__The exercise__. Sort through the entries below and pull out lines containing the word "FAIRVALE".
* START Records for this task *
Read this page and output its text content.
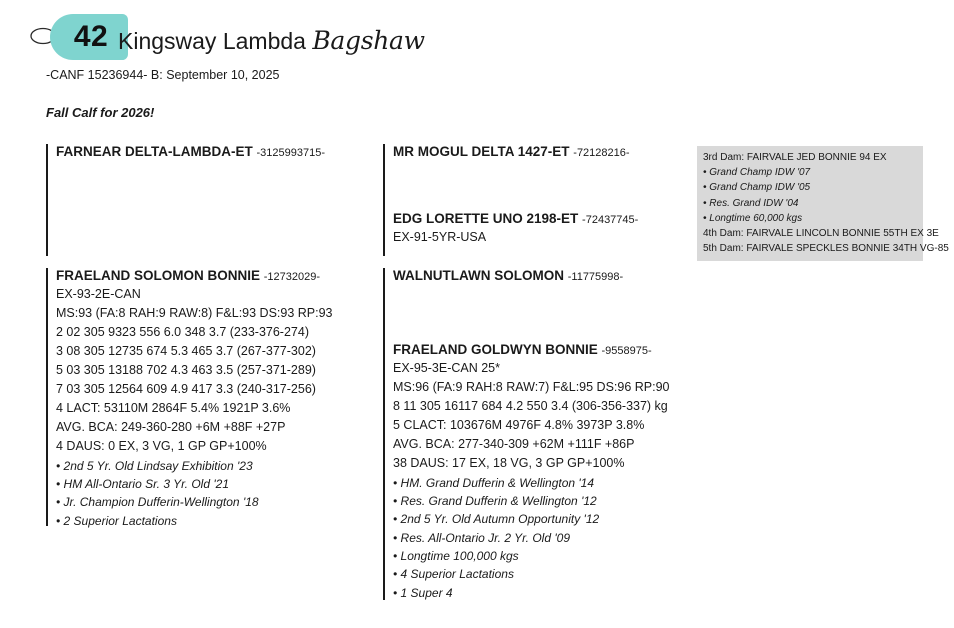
42 Kingsway Lambda Bagshaw
-CANF 15236944- B: September 10, 2025
Fall Calf for 2026!
FARNEAR DELTA-LAMBDA-ET -3125993715-
FRAELAND SOLOMON BONNIE -12732029-
EX-93-2E-CAN
MS:93 (FA:8 RAH:9 RAW:8) F&L:93 DS:93 RP:93
2 02 305 9323 556 6.0 348 3.7 (233-376-274)
3 08 305 12735 674 5.3 465 3.7 (267-377-302)
5 03 305 13188 702 4.3 463 3.5 (257-371-289)
7 03 305 12564 609 4.9 417 3.3 (240-317-256)
4 LACT: 53110M 2864F 5.4% 1921P 3.6%
AVG. BCA: 249-360-280 +6M +88F +27P
4 DAUS: 0 EX, 3 VG, 1 GP GP+100%
• 2nd 5 Yr. Old Lindsay Exhibition '23
• HM All-Ontario Sr. 3 Yr. Old '21
• Jr. Champion Dufferin-Wellington '18
• 2 Superior Lactations
MR MOGUL DELTA 1427-ET -72128216-
EDG LORETTE UNO 2198-ET -72437745-
EX-91-5YR-USA
WALNUTLAWN SOLOMON -11775998-
FRAELAND GOLDWYN BONNIE -9558975-
EX-95-3E-CAN 25*
MS:96 (FA:9 RAH:8 RAW:7) F&L:95 DS:96 RP:90
8 11 305 16117 684 4.2 550 3.4 (306-356-337) kg
5 CLACT: 103676M 4976F 4.8% 3973P 3.8%
AVG. BCA: 277-340-309 +62M +111F +86P
38 DAUS: 17 EX, 18 VG, 3 GP GP+100%
• HM. Grand Dufferin & Wellington '14
• Res. Grand Dufferin & Wellington '12
• 2nd 5 Yr. Old Autumn Opportunity '12
• Res. All-Ontario Jr. 2 Yr. Old '09
• Longtime 100,000 kgs
• 4 Superior Lactations
• 1 Super 4
3rd Dam: FAIRVALE JED BONNIE 94 EX
• Grand Champ IDW '07
• Grand Champ IDW '05
• Res. Grand IDW '04
• Longtime 60,000 kgs
4th Dam: FAIRVALE LINCOLN BONNIE 55TH EX 3E
5th Dam: FAIRVALE SPECKLES BONNIE 34TH VG-85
* END Records for this task *
__Answer below__.
3rd Dam: FAIRVALE JED BONNIE 94 EX
4th Dam: FAIRVALE LINCOLN BONNIE 55TH EX 3E
5th Dam: FAIRVALE SPECKLES BONNIE 34TH VG-85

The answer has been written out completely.